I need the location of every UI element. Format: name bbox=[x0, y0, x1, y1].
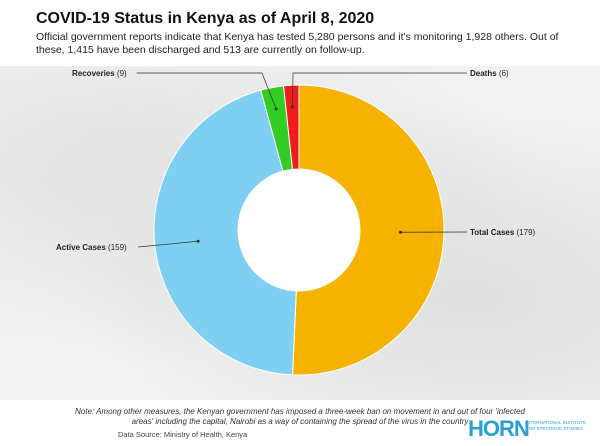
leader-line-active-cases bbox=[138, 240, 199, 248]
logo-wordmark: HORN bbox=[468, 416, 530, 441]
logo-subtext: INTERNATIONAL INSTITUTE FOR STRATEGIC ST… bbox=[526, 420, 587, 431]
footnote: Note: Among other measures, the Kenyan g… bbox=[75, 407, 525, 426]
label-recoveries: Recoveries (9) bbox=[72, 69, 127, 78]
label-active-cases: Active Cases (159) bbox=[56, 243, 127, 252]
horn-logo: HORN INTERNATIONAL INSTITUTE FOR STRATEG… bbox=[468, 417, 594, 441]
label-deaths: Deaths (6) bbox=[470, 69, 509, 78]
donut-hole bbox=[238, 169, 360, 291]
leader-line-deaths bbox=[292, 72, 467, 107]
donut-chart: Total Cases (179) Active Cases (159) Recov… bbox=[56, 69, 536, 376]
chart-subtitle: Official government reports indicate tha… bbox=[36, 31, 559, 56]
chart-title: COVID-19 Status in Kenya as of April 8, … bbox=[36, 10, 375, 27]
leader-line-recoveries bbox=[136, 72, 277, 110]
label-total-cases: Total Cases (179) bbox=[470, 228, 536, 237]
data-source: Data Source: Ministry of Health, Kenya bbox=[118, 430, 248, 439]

**WHAT YOU HAVE TO DO**. Copy out each line of the data above word for word, leaving out the picture.

**EXERCISE OUTPUT**.
I need the location of every UI element. Format: name bbox=[x0, y0, x1, y1].
leader-line-active-cases bbox=[138, 240, 199, 248]
logo-wordmark: HORN bbox=[468, 416, 530, 441]
logo-subtext: INTERNATIONAL INSTITUTE FOR STRATEGIC ST… bbox=[526, 420, 587, 431]
footnote: Note: Among other measures, the Kenyan g… bbox=[75, 407, 525, 426]
label-recoveries: Recoveries (9) bbox=[72, 69, 127, 78]
label-active-cases: Active Cases (159) bbox=[56, 243, 127, 252]
horn-logo: HORN INTERNATIONAL INSTITUTE FOR STRATEG… bbox=[468, 417, 594, 441]
label-deaths: Deaths (6) bbox=[470, 69, 509, 78]
donut-hole bbox=[238, 169, 360, 291]
leader-line-deaths bbox=[292, 72, 467, 107]
donut-chart: Total Cases (179) Active Cases (159) Recov… bbox=[56, 69, 536, 376]
chart-subtitle: Official government reports indicate tha… bbox=[36, 31, 559, 56]
chart-title: COVID-19 Status in Kenya as of April 8, … bbox=[36, 10, 375, 27]
leader-line-recoveries bbox=[136, 72, 277, 110]
label-total-cases: Total Cases (179) bbox=[470, 228, 536, 237]
data-source: Data Source: Ministry of Health, Kenya bbox=[118, 430, 248, 439]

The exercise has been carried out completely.